Instructions for the task:
Each record below should be repeated precisely as written.

Collected data:
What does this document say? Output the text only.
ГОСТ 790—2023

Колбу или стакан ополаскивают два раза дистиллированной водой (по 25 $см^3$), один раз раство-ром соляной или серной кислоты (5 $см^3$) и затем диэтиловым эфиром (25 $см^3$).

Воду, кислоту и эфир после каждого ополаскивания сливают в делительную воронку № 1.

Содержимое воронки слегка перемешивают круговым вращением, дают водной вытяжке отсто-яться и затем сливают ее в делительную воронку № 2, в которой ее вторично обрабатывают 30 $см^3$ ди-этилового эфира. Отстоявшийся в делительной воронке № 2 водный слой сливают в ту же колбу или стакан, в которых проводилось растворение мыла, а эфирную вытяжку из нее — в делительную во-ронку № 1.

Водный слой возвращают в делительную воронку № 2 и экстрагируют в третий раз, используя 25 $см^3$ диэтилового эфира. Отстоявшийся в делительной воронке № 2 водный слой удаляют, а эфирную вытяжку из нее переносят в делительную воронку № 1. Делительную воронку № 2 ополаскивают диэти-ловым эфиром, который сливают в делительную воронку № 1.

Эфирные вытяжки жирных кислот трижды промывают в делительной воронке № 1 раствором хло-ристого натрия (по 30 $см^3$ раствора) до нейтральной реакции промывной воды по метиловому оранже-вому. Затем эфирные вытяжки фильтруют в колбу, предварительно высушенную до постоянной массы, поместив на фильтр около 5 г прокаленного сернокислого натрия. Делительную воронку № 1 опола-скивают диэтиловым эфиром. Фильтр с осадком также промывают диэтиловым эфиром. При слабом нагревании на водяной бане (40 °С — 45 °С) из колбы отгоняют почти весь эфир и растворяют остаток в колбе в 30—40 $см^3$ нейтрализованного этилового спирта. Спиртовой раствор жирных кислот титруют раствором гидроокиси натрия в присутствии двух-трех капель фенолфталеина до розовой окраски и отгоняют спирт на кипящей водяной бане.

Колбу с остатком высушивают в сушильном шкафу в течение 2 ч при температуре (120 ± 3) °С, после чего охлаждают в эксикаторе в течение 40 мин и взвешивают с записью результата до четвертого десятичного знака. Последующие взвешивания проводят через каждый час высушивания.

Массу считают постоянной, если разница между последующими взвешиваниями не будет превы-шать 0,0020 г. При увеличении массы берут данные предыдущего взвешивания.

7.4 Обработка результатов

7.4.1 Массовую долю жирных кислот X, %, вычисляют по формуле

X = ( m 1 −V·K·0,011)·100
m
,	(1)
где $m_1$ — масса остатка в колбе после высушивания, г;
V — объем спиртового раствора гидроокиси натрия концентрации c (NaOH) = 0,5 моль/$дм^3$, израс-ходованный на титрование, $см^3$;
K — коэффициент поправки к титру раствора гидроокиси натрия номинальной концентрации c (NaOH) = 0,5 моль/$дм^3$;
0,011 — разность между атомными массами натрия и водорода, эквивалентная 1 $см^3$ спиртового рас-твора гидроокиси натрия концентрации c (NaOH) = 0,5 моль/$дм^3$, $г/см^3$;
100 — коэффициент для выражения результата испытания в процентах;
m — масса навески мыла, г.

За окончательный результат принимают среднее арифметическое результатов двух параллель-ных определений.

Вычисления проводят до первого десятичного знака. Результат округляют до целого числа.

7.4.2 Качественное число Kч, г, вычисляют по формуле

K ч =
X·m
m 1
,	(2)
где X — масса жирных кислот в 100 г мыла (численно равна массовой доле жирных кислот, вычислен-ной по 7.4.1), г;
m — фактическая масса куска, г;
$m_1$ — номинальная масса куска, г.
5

Correct response:
What does this document say? Output the text only.
ГОСТ 790—2023

Колбу или стакан ополаскивают два раза дистиллированной водой (по 25 $см^3$), один раз раство-ром соляной или серной кислоты (5 $см^3$) и затем диэтиловым эфиром (25 $см^3$).

Воду, кислоту и эфир после каждого ополаскивания сливают в делительную воронку № 1.

Содержимое воронки слегка перемешивают круговым вращением, дают водной вытяжке отсто-яться и затем сливают ее в делительную воронку № 2, в которой ее вторично обрабатывают 30 $см^3$ ди-этилового эфира. Отстоявшийся в делительной воронке № 2 водный слой сливают в ту же колбу или стакан, в которых проводилось растворение мыла, а эфирную вытяжку из нее — в делительную во-ронку № 1.

Водный слой возвращают в делительную воронку № 2 и экстрагируют в третий раз, используя 25 $см^3$ диэтилового эфира. Отстоявшийся в делительной воронке № 2 водный слой удаляют, а эфирную вытяжку из нее переносят в делительную воронку № 1. Делительную воронку № 2 ополаскивают диэти-ловым эфиром, который сливают в делительную воронку № 1.

Эфирные вытяжки жирных кислот трижды промывают в делительной воронке № 1 раствором хло-ристого натрия (по 30 $см^3$ раствора) до нейтральной реакции промывной воды по метиловому оранже-вому. Затем эфирные вытяжки фильтруют в колбу, предварительно высушенную до постоянной массы, поместив на фильтр около 5 г прокаленного сернокислого натрия. Делительную воронку № 1 опола-скивают диэтиловым эфиром. Фильтр с осадком также промывают диэтиловым эфиром. При слабом нагревании на водяной бане (40 °С — 45 °С) из колбы отгоняют почти весь эфир и растворяют остаток в колбе в 30—40 $см^3$ нейтрализованного этилового спирта. Спиртовой раствор жирных кислот титруют раствором гидроокиси натрия в присутствии двух-трех капель фенолфталеина до розовой окраски и отгоняют спирт на кипящей водяной бане.

Колбу с остатком высушивают в сушильном шкафу в течение 2 ч при температуре (120 ± 3) °С, после чего охлаждают в эксикаторе в течение 40 мин и взвешивают с записью результата до четвертого десятичного знака. Последующие взвешивания проводят через каждый час высушивания.

Массу считают постоянной, если разница между последующими взвешиваниями не будет превы-шать 0,0020 г. При увеличении массы берут данные предыдущего взвешивания.

7.4 Обработка результатов

7.4.1 Массовую долю жирных кислот X, %, вычисляют по формуле

X = ( m 1 −V·K·0,011)·100
m
,	(1)
где $m_1$ — масса остатка в колбе после высушивания, г;
V — объем спиртового раствора гидроокиси натрия концентрации c (NaOH) = 0,5 моль/$дм^3$, израс-ходованный на титрование, $см^3$;
K — коэффициент поправки к титру раствора гидроокиси натрия номинальной концентрации c (NaOH) = 0,5 моль/$дм^3$;
0,011 — разность между атомными массами натрия и водорода, эквивалентная 1 $см^3$ спиртового рас-твора гидроокиси натрия концентрации c (NaOH) = 0,5 моль/$дм^3$, $г/см^3$;
100 — коэффициент для выражения результата испытания в процентах;
m — масса навески мыла, г.

За окончательный результат принимают среднее арифметическое результатов двух параллель-ных определений.

Вычисления проводят до первого десятичного знака. Результат округляют до целого числа.

7.4.2 Качественное число Kч, г, вычисляют по формуле

K ч =
X·m
m 1
,	(2)
где X — масса жирных кислот в 100 г мыла (численно равна массовой доле жирных кислот, вычислен-ной по 7.4.1), г;
m — фактическая масса куска, г;
$m_1$ — номинальная масса куска, г.
5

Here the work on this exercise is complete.